───── Supplied data
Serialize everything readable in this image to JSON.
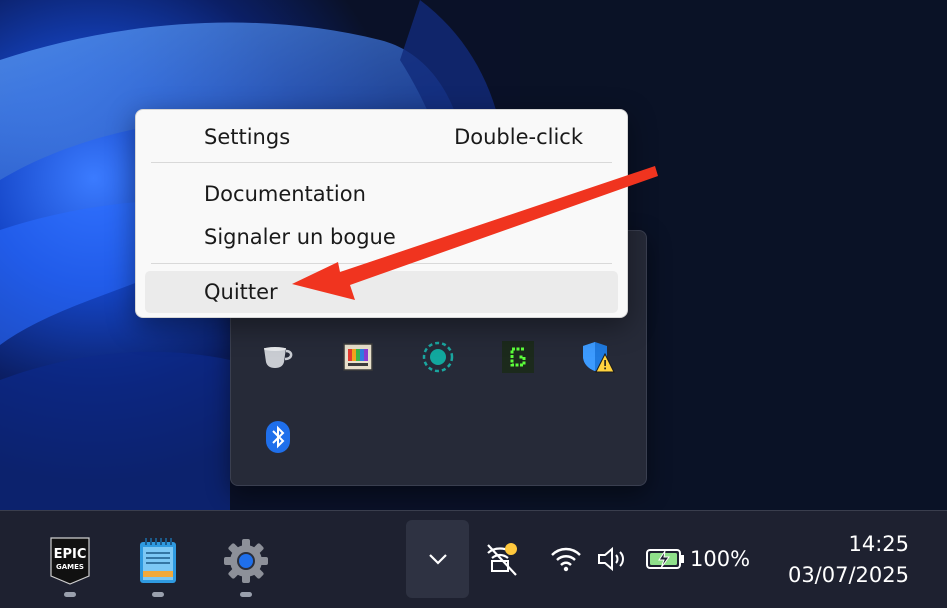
{
  "context_menu": {
    "items": [
      {
        "label": "Settings",
        "shortcut": "Double-click"
      },
      {
        "label": "Documentation",
        "shortcut": ""
      },
      {
        "label": "Signaler un bogue",
        "shortcut": ""
      },
      {
        "label": "Quitter",
        "shortcut": ""
      }
    ],
    "hovered_item": "Quitter"
  },
  "tray_overflow": {
    "icons": [
      "coffee-cup-icon",
      "color-palette-app-icon",
      "circle-sync-icon",
      "green-g-app-icon",
      "windows-security-warning-icon",
      "bluetooth-icon"
    ]
  },
  "taskbar": {
    "apps": [
      {
        "name": "epic-games",
        "logo_line1": "EPIC",
        "logo_line2": "GAMES"
      },
      {
        "name": "notepad"
      },
      {
        "name": "settings"
      }
    ],
    "battery_percent": "100%",
    "time": "14:25",
    "date": "03/07/2025"
  },
  "colors": {
    "annotation_arrow": "#f0341f",
    "menu_background": "#f9f9f9",
    "taskbar_background": "#1e2130",
    "accent_blue": "#1f6feb"
  }
}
──────────
**Instruction:** Take the listing above and print it exactly, apart from the pictures.

**Reply:**
Serialize everything readable in this image to JSON.
{
  "context_menu": {
    "items": [
      {
        "label": "Settings",
        "shortcut": "Double-click"
      },
      {
        "label": "Documentation",
        "shortcut": ""
      },
      {
        "label": "Signaler un bogue",
        "shortcut": ""
      },
      {
        "label": "Quitter",
        "shortcut": ""
      }
    ],
    "hovered_item": "Quitter"
  },
  "tray_overflow": {
    "icons": [
      "coffee-cup-icon",
      "color-palette-app-icon",
      "circle-sync-icon",
      "green-g-app-icon",
      "windows-security-warning-icon",
      "bluetooth-icon"
    ]
  },
  "taskbar": {
    "apps": [
      {
        "name": "epic-games",
        "logo_line1": "EPIC",
        "logo_line2": "GAMES"
      },
      {
        "name": "notepad"
      },
      {
        "name": "settings"
      }
    ],
    "battery_percent": "100%",
    "time": "14:25",
    "date": "03/07/2025"
  },
  "colors": {
    "annotation_arrow": "#f0341f",
    "menu_background": "#f9f9f9",
    "taskbar_background": "#1e2130",
    "accent_blue": "#1f6feb"
  }
}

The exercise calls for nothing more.